> _PROBLEM TO SOLVE_
Reproduce each line that includes the word "frac".

> _EXERCISE INPUTS_
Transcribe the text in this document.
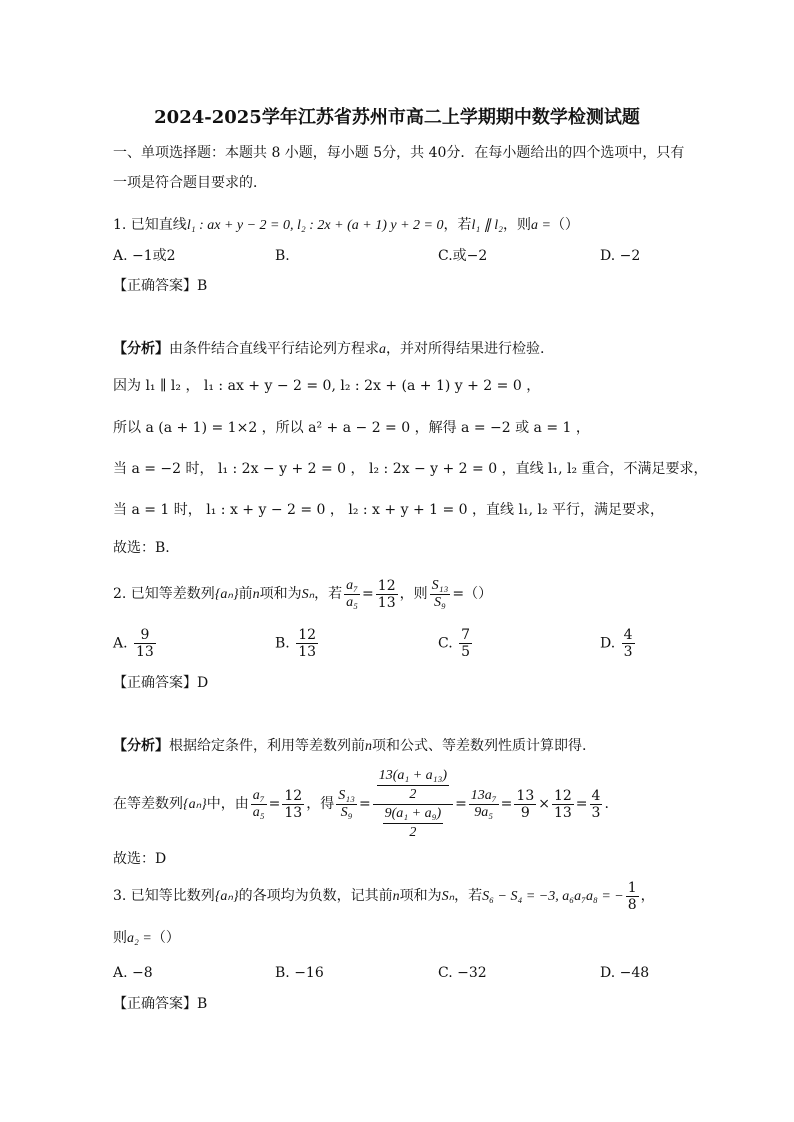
2024-2025学年江苏省苏州市高二上学期期中数学检测试题
一、单项选择题：本题共 8 小题，每小题 5分，共 40分．在每小题给出的四个选项中，只有
一项是符合题目要求的．
1. 已知直线l₁ : ax + y − 2 = 0, l₂ : 2x + (a + 1) y + 2 = 0，若l₁ ∥ l₂，则a =（）
A. −1或2	B.	C.或−2	D. −2
【正确答案】B
【分析】由条件结合直线平行结论列方程求a，并对所得结果进行检验.
因为 l₁ ∥ l₂ ， l₁ : ax + y − 2 = 0, l₂ : 2x + (a + 1) y + 2 = 0 ，
所以 a (a + 1) = 1×2 ，所以 a² + a − 2 = 0 ，解得 a = −2 或 a = 1 ，
当 a = −2 时， l₁ : 2x − y + 2 = 0 ， l₂ : 2x − y + 2 = 0 ，直线 l₁, l₂ 重合，不满足要求，
当 a = 1 时， l₁ : x + y − 2 = 0 ， l₂ : x + y + 1 = 0 ，直线 l₁, l₂ 平行，满足要求，
故选：B.
2. 已知等差数列{aₙ}前n项和为Sₙ，若 $\frac{\text{a₇}}{\text{a₅}} = \frac{12}{13}$ ，则 $\frac{\text{S₁₃}}{\text{S₉}}$ =（）
A. $\frac{9}{13}$	B. $\frac{12}{13}$	C. $\frac{7}{5}$	D. $\frac{4}{3}$
【正确答案】D
【分析】根据给定条件，利用等差数列前n项和公式、等差数列性质计算即得.
在等差数列{aₙ}中，由 $\frac{\text{a₇}}{\text{a₅}} = \frac{12}{13}$ ，得 $\frac{\text{S₁₃}}{\text{S₉}} = \frac{\frac{\text{13(a₁ + a₁₃)}}{2}}{\frac{\text{9(a₁ + a₉)}}{2}} = \frac{\text{13a₇}}{\text{9a₅}} = \frac{13}{9} \times \frac{12}{13} = \frac{4}{3}$ .
故选：D
3. 已知等比数列{aₙ}的各项均为负数，记其前n项和为Sₙ，若S₆ − S₄ = −3, a₆a₇a₈ = − $\frac{1}{8}$ ，
则a₂ =（）
A. −8	B. −16	C. −32	D. −48
【正确答案】B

> _IN RESPONSE_
2. 已知等差数列{aₙ}前n项和为Sₙ，若 $\frac{\text{a₇}}{\text{a₅}} = \frac{12}{13}$ ，则 $\frac{\text{S₁₃}}{\text{S₉}}$ =（）
A. $\frac{9}{13}$	B. $\frac{12}{13}$	C. $\frac{7}{5}$	D. $\frac{4}{3}$
在等差数列{aₙ}中，由 $\frac{\text{a₇}}{\text{a₅}} = \frac{12}{13}$ ，得 $\frac{\text{S₁₃}}{\text{S₉}} = \frac{\frac{\text{13(a₁ + a₁₃)}}{2}}{\frac{\text{9(a₁ + a₉)}}{2}} = \frac{\text{13a₇}}{\text{9a₅}} = \frac{13}{9} \times \frac{12}{13} = \frac{4}{3}$ .
3. 已知等比数列{aₙ}的各项均为负数，记其前n项和为Sₙ，若S₆ − S₄ = −3, a₆a₇a₈ = − $\frac{1}{8}$ ，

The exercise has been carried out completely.